Task instructions
Quote each record exactly, please, leaving none out.

Input
## Begin
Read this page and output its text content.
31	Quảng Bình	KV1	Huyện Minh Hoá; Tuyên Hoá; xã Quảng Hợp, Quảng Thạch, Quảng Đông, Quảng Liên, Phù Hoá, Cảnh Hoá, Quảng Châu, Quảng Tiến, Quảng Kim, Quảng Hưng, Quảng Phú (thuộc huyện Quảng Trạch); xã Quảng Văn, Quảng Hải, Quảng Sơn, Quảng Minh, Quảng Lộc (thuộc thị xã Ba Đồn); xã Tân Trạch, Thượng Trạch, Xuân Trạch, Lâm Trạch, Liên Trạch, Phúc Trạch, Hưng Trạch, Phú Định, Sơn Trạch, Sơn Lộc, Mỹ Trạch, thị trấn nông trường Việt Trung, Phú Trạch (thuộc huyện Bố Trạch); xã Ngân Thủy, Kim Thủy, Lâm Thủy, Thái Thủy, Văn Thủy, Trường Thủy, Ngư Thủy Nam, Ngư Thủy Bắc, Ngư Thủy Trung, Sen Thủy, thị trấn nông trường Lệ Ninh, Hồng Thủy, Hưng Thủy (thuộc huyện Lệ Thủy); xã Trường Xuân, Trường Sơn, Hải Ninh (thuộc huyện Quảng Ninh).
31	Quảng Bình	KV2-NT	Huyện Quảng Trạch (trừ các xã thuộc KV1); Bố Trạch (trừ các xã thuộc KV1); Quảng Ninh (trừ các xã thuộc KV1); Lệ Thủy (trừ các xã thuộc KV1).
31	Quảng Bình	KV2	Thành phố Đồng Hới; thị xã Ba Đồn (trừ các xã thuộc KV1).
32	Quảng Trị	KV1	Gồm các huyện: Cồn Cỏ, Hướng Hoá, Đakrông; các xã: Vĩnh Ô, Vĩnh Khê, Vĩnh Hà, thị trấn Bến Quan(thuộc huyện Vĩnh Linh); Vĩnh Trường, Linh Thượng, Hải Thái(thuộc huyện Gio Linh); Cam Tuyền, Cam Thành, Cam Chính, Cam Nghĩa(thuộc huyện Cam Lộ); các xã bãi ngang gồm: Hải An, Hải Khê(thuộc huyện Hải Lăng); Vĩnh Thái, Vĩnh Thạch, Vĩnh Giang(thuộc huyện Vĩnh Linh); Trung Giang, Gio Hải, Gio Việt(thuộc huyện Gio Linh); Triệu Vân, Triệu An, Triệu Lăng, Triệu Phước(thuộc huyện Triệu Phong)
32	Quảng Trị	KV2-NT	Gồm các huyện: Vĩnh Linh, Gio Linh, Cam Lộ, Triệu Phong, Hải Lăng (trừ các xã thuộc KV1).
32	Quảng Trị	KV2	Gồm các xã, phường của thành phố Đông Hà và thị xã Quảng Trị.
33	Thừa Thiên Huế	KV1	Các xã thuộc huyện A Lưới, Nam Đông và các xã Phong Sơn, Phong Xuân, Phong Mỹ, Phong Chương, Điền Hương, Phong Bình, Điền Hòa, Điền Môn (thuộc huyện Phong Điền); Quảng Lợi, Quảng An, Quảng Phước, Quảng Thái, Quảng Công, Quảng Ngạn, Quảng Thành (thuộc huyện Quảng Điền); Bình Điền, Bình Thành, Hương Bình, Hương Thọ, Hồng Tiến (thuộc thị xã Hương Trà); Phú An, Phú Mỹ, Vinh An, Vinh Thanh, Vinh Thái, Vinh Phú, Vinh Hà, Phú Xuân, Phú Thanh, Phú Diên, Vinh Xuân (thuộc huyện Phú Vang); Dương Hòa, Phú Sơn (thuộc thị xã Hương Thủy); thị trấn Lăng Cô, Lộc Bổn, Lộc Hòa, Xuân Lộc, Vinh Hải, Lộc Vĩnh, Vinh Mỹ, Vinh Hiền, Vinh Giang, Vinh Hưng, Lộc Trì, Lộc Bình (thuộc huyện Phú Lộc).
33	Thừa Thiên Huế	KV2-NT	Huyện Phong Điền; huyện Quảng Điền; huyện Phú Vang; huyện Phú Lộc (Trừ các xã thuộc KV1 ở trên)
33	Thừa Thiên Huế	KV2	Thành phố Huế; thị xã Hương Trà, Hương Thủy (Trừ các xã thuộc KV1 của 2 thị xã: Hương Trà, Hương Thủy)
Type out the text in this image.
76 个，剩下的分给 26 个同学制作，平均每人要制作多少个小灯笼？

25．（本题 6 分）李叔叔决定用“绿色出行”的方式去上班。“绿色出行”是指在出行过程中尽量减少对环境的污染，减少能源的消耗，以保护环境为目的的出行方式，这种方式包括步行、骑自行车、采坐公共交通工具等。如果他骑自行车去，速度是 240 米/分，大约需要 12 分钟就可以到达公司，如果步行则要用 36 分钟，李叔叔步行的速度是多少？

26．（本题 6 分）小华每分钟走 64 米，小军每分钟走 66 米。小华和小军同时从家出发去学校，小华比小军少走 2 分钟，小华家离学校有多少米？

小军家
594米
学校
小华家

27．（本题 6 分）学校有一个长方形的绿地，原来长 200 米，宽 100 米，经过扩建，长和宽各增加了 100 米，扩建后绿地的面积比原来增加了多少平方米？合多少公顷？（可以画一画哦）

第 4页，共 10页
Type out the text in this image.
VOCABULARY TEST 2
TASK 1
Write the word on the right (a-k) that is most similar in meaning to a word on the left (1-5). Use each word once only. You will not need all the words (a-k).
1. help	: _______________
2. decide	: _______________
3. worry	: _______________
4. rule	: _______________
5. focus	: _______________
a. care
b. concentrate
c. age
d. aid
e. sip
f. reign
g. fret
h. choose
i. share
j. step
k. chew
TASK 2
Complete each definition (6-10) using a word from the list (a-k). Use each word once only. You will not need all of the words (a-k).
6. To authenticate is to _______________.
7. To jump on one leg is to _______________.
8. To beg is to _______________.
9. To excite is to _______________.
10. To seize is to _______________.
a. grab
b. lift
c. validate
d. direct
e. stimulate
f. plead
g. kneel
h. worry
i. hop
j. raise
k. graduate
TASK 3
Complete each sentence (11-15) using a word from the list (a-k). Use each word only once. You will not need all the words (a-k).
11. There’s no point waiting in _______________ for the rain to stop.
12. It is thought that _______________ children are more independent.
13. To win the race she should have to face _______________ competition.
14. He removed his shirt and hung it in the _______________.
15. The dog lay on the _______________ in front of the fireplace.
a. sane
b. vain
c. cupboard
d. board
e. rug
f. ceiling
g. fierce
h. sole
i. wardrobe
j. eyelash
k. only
## End
Output for this task
Read this page and output its text content.
31	Quảng Bình	KV1	Huyện Minh Hoá; Tuyên Hoá; xã Quảng Hợp, Quảng Thạch, Quảng Đông, Quảng Liên, Phù Hoá, Cảnh Hoá, Quảng Châu, Quảng Tiến, Quảng Kim, Quảng Hưng, Quảng Phú (thuộc huyện Quảng Trạch); xã Quảng Văn, Quảng Hải, Quảng Sơn, Quảng Minh, Quảng Lộc (thuộc thị xã Ba Đồn); xã Tân Trạch, Thượng Trạch, Xuân Trạch, Lâm Trạch, Liên Trạch, Phúc Trạch, Hưng Trạch, Phú Định, Sơn Trạch, Sơn Lộc, Mỹ Trạch, thị trấn nông trường Việt Trung, Phú Trạch (thuộc huyện Bố Trạch); xã Ngân Thủy, Kim Thủy, Lâm Thủy, Thái Thủy, Văn Thủy, Trường Thủy, Ngư Thủy Nam, Ngư Thủy Bắc, Ngư Thủy Trung, Sen Thủy, thị trấn nông trường Lệ Ninh, Hồng Thủy, Hưng Thủy (thuộc huyện Lệ Thủy); xã Trường Xuân, Trường Sơn, Hải Ninh (thuộc huyện Quảng Ninh).
31	Quảng Bình	KV2-NT	Huyện Quảng Trạch (trừ các xã thuộc KV1); Bố Trạch (trừ các xã thuộc KV1); Quảng Ninh (trừ các xã thuộc KV1); Lệ Thủy (trừ các xã thuộc KV1).
31	Quảng Bình	KV2	Thành phố Đồng Hới; thị xã Ba Đồn (trừ các xã thuộc KV1).
32	Quảng Trị	KV1	Gồm các huyện: Cồn Cỏ, Hướng Hoá, Đakrông; các xã: Vĩnh Ô, Vĩnh Khê, Vĩnh Hà, thị trấn Bến Quan(thuộc huyện Vĩnh Linh); Vĩnh Trường, Linh Thượng, Hải Thái(thuộc huyện Gio Linh); Cam Tuyền, Cam Thành, Cam Chính, Cam Nghĩa(thuộc huyện Cam Lộ); các xã bãi ngang gồm: Hải An, Hải Khê(thuộc huyện Hải Lăng); Vĩnh Thái, Vĩnh Thạch, Vĩnh Giang(thuộc huyện Vĩnh Linh); Trung Giang, Gio Hải, Gio Việt(thuộc huyện Gio Linh); Triệu Vân, Triệu An, Triệu Lăng, Triệu Phước(thuộc huyện Triệu Phong)
32	Quảng Trị	KV2-NT	Gồm các huyện: Vĩnh Linh, Gio Linh, Cam Lộ, Triệu Phong, Hải Lăng (trừ các xã thuộc KV1).
32	Quảng Trị	KV2	Gồm các xã, phường của thành phố Đông Hà và thị xã Quảng Trị.
33	Thừa Thiên Huế	KV1	Các xã thuộc huyện A Lưới, Nam Đông và các xã Phong Sơn, Phong Xuân, Phong Mỹ, Phong Chương, Điền Hương, Phong Bình, Điền Hòa, Điền Môn (thuộc huyện Phong Điền); Quảng Lợi, Quảng An, Quảng Phước, Quảng Thái, Quảng Công, Quảng Ngạn, Quảng Thành (thuộc huyện Quảng Điền); Bình Điền, Bình Thành, Hương Bình, Hương Thọ, Hồng Tiến (thuộc thị xã Hương Trà); Phú An, Phú Mỹ, Vinh An, Vinh Thanh, Vinh Thái, Vinh Phú, Vinh Hà, Phú Xuân, Phú Thanh, Phú Diên, Vinh Xuân (thuộc huyện Phú Vang); Dương Hòa, Phú Sơn (thuộc thị xã Hương Thủy); thị trấn Lăng Cô, Lộc Bổn, Lộc Hòa, Xuân Lộc, Vinh Hải, Lộc Vĩnh, Vinh Mỹ, Vinh Hiền, Vinh Giang, Vinh Hưng, Lộc Trì, Lộc Bình (thuộc huyện Phú Lộc).
33	Thừa Thiên Huế	KV2-NT	Huyện Phong Điền; huyện Quảng Điền; huyện Phú Vang; huyện Phú Lộc (Trừ các xã thuộc KV1 ở trên)
33	Thừa Thiên Huế	KV2	Thành phố Huế; thị xã Hương Trà, Hương Thủy (Trừ các xã thuộc KV1 của 2 thị xã: Hương Trà, Hương Thủy)
Type out the text in this image.
76 个，剩下的分给 26 个同学制作，平均每人要制作多少个小灯笼？

25．（本题 6 分）李叔叔决定用“绿色出行”的方式去上班。“绿色出行”是指在出行过程中尽量减少对环境的污染，减少能源的消耗，以保护环境为目的的出行方式，这种方式包括步行、骑自行车、采坐公共交通工具等。如果他骑自行车去，速度是 240 米/分，大约需要 12 分钟就可以到达公司，如果步行则要用 36 分钟，李叔叔步行的速度是多少？

26．（本题 6 分）小华每分钟走 64 米，小军每分钟走 66 米。小华和小军同时从家出发去学校，小华比小军少走 2 分钟，小华家离学校有多少米？

小军家
594米
学校
小华家

27．（本题 6 分）学校有一个长方形的绿地，原来长 200 米，宽 100 米，经过扩建，长和宽各增加了 100 米，扩建后绿地的面积比原来增加了多少平方米？合多少公顷？（可以画一画哦）

第 4页，共 10页
Type out the text in this image.
VOCABULARY TEST 2
TASK 1
Write the word on the right (a-k) that is most similar in meaning to a word on the left (1-5). Use each word once only. You will not need all the words (a-k).
1. help	: _______________
2. decide	: _______________
3. worry	: _______________
4. rule	: _______________
5. focus	: _______________
a. care
b. concentrate
c. age
d. aid
e. sip
f. reign
g. fret
h. choose
i. share
j. step
k. chew
TASK 2
Complete each definition (6-10) using a word from the list (a-k). Use each word once only. You will not need all of the words (a-k).
6. To authenticate is to _______________.
7. To jump on one leg is to _______________.
8. To beg is to _______________.
9. To excite is to _______________.
10. To seize is to _______________.
a. grab
b. lift
c. validate
d. direct
e. stimulate
f. plead
g. kneel
h. worry
i. hop
j. raise
k. graduate
TASK 3
Complete each sentence (11-15) using a word from the list (a-k). Use each word only once. You will not need all the words (a-k).
11. There’s no point waiting in _______________ for the rain to stop.
12. It is thought that _______________ children are more independent.
13. To win the race she should have to face _______________ competition.
14. He removed his shirt and hung it in the _______________.
15. The dog lay on the _______________ in front of the fireplace.
a. sane
b. vain
c. cupboard
d. board
e. rug
f. ceiling
g. fierce
h. sole
i. wardrobe
j. eyelash
k. only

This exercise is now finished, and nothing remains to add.